Collect all the lines that mention the word "plot".

....

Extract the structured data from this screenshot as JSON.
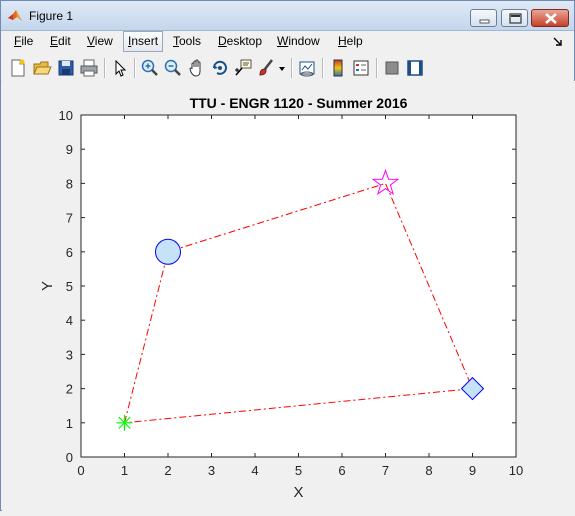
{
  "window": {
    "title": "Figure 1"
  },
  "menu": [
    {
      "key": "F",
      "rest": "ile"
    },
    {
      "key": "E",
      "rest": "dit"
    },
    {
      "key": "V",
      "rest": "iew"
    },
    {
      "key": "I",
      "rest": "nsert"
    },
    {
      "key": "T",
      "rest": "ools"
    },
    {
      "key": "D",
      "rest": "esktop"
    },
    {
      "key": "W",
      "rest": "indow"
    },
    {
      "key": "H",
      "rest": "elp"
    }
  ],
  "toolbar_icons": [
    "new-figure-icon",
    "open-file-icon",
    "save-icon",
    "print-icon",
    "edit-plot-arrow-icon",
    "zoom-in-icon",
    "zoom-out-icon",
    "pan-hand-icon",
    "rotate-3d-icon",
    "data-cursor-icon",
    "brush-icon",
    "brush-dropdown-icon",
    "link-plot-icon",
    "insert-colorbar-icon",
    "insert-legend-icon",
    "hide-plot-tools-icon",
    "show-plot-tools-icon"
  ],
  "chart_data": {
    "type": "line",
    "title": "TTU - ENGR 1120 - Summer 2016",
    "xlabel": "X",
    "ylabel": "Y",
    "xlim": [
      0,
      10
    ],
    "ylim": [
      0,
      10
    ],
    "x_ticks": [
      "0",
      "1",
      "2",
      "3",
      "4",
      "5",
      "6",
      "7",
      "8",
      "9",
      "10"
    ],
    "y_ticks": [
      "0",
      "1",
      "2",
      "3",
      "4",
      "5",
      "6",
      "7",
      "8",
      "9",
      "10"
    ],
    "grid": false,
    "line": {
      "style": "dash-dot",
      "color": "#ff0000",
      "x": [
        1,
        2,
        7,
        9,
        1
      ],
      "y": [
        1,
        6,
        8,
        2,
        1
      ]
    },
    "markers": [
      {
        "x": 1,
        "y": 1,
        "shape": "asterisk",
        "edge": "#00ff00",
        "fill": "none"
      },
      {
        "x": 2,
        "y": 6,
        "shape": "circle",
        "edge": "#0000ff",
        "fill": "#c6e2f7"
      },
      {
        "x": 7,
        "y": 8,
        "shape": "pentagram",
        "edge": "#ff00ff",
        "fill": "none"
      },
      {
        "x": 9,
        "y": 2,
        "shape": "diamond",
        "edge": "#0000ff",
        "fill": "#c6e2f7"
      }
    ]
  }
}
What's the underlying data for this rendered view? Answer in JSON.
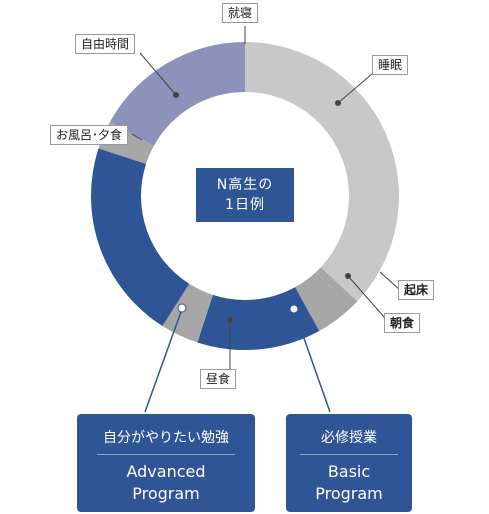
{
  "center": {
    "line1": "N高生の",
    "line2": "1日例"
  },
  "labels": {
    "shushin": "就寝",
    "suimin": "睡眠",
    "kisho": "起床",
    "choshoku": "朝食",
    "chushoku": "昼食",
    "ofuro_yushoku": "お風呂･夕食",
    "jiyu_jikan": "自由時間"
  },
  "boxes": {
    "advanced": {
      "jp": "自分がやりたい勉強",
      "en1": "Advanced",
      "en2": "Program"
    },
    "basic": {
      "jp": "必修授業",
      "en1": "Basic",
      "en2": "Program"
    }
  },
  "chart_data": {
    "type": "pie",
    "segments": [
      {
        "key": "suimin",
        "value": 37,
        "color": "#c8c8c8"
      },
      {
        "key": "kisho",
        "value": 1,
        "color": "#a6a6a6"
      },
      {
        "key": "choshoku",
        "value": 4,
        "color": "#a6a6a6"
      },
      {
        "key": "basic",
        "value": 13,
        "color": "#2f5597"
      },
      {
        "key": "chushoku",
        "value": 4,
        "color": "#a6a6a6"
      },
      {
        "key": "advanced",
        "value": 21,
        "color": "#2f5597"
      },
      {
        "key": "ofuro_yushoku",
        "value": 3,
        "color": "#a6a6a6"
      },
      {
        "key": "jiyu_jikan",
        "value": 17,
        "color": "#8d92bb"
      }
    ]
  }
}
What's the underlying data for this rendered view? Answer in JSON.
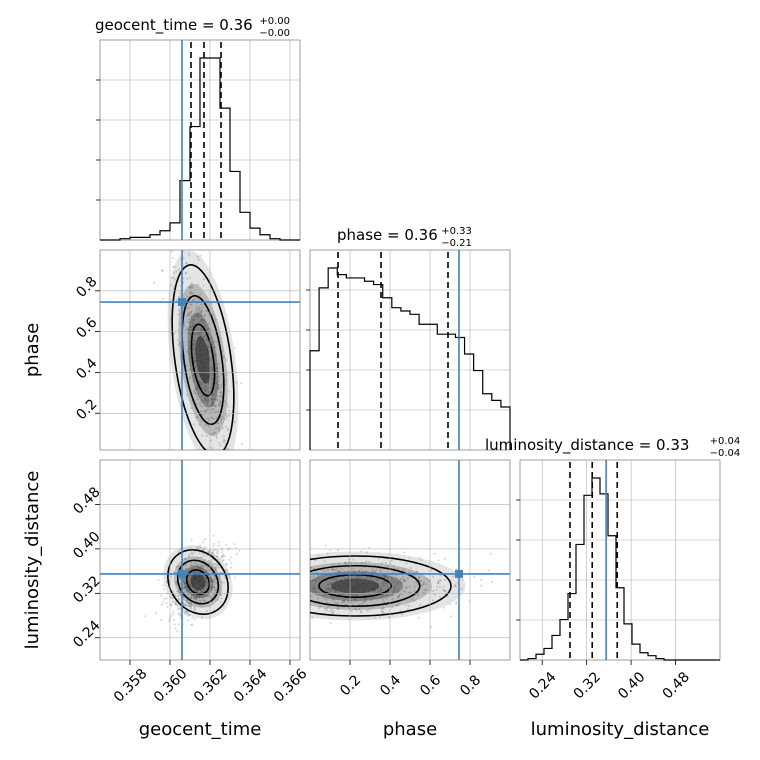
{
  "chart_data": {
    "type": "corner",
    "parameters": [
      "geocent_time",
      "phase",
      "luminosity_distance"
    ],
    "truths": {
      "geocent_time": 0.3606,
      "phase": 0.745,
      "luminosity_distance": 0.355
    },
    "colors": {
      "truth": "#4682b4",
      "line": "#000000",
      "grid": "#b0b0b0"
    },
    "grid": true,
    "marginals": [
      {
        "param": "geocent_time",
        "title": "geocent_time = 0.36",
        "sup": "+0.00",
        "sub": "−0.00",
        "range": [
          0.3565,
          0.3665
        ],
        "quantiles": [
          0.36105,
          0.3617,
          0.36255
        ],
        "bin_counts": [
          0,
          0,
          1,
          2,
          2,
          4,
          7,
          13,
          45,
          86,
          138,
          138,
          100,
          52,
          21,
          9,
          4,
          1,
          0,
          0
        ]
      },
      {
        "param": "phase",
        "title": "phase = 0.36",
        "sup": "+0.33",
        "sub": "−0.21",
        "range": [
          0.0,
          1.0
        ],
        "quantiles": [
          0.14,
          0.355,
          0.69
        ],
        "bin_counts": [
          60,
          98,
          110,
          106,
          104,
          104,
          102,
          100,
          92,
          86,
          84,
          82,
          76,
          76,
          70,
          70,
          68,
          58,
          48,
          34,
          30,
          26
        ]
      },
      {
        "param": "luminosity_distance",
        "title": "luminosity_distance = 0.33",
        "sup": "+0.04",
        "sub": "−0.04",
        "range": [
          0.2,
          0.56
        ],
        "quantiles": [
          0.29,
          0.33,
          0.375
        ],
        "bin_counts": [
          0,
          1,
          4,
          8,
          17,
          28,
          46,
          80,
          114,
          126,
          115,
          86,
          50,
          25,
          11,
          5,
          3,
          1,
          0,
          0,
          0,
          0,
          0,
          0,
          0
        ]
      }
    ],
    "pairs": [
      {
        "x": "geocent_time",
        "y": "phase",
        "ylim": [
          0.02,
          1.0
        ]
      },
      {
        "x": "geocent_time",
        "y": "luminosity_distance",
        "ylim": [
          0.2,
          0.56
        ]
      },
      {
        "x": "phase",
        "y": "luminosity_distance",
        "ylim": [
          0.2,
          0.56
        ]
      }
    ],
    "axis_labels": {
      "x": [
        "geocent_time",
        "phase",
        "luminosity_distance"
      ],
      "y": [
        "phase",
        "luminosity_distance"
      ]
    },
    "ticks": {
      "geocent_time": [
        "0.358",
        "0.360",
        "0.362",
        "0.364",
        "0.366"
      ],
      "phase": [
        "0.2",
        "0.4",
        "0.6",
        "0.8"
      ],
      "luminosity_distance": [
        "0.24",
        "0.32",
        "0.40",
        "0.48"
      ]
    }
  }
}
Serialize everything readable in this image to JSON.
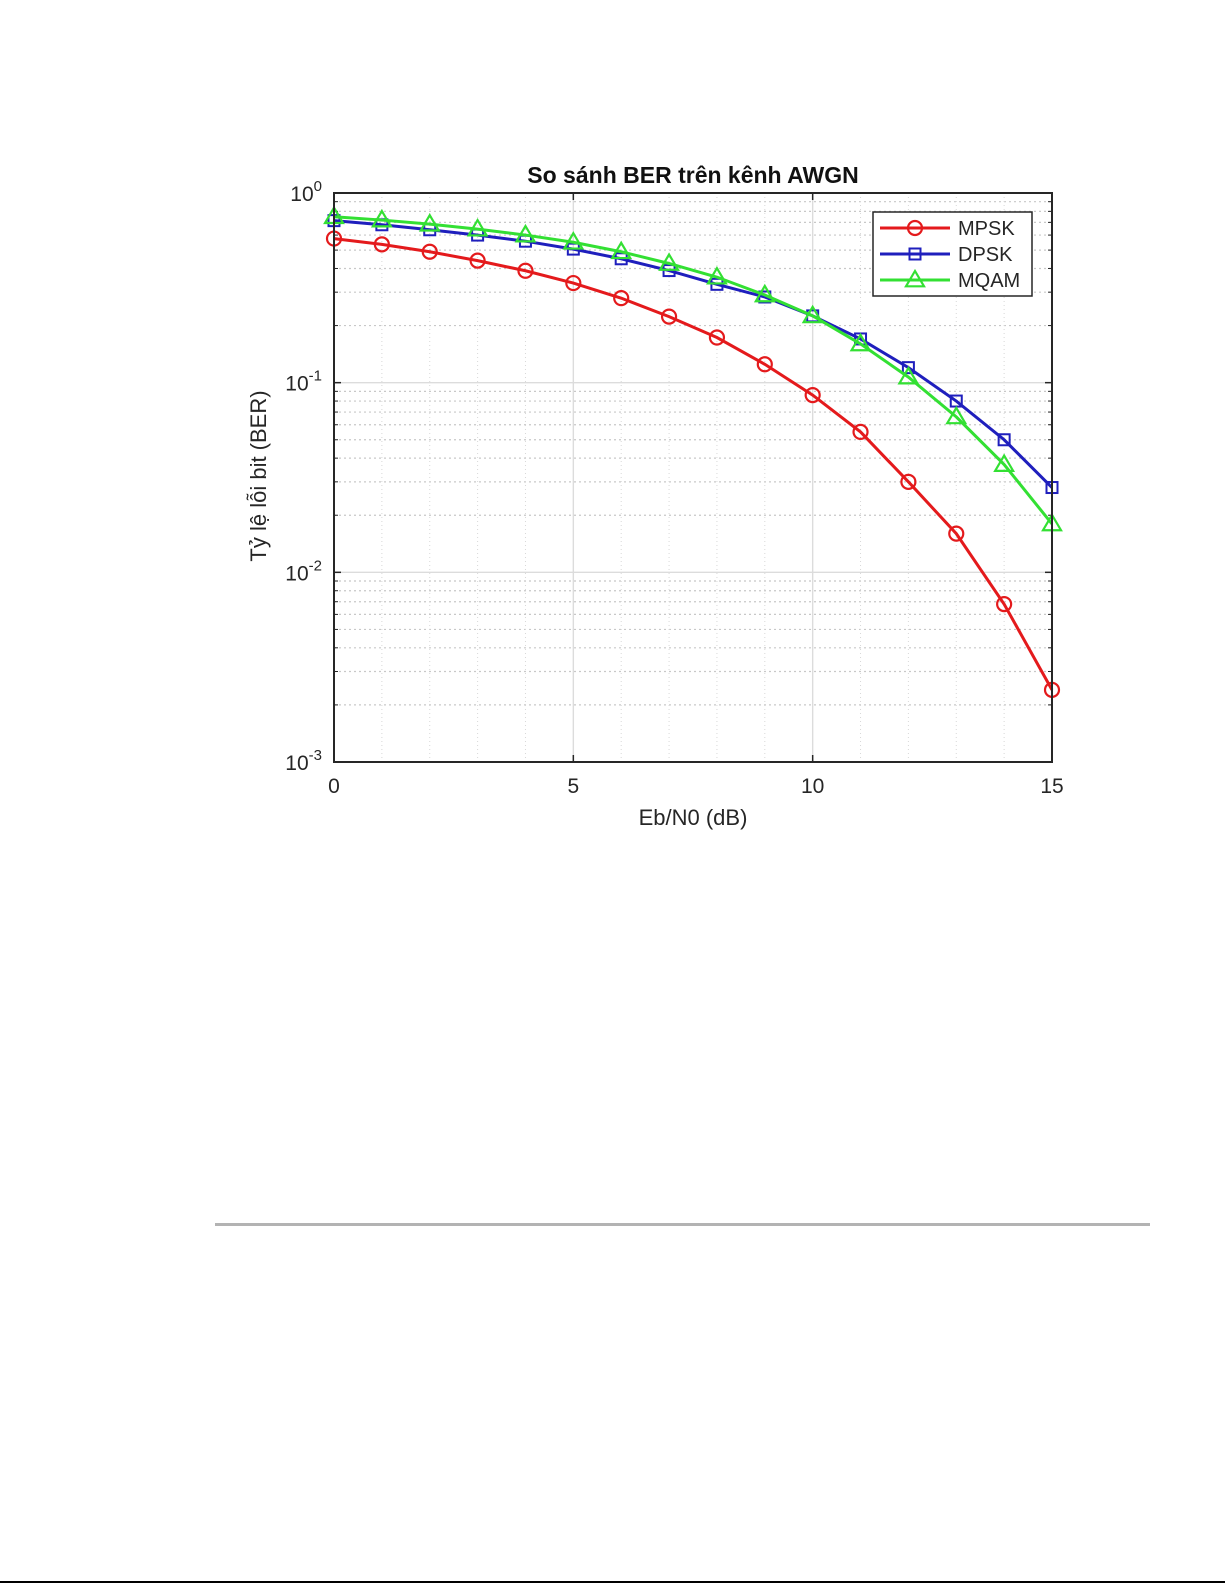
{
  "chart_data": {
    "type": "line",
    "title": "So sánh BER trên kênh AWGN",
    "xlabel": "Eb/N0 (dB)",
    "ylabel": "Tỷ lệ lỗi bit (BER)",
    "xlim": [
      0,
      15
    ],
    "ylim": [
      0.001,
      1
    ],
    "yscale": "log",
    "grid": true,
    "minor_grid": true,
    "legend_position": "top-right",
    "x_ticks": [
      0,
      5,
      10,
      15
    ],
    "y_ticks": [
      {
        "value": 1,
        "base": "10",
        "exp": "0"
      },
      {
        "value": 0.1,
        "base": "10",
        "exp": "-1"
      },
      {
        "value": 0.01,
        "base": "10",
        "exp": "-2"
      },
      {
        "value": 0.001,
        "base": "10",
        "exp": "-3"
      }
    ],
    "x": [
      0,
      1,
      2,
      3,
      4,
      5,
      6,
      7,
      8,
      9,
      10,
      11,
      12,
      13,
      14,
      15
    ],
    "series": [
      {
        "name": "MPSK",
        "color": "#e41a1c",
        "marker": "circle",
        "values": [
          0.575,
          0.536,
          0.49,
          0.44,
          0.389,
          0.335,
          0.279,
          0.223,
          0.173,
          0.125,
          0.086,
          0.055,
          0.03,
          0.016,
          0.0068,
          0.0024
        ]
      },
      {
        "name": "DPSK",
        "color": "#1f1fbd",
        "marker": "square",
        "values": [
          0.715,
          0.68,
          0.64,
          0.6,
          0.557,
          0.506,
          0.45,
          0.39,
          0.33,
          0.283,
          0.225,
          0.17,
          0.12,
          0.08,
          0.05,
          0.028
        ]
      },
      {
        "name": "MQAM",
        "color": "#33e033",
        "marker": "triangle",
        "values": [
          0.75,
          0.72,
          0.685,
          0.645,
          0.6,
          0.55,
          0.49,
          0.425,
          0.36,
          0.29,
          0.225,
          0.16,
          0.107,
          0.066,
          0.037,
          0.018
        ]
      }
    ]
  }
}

....

> PROBLEM SOLUTION:
    "edit-plot-arrow-icon",
    "link-plot-icon",
    "hide-plot-tools-icon",
    "show-plot-tools-icon"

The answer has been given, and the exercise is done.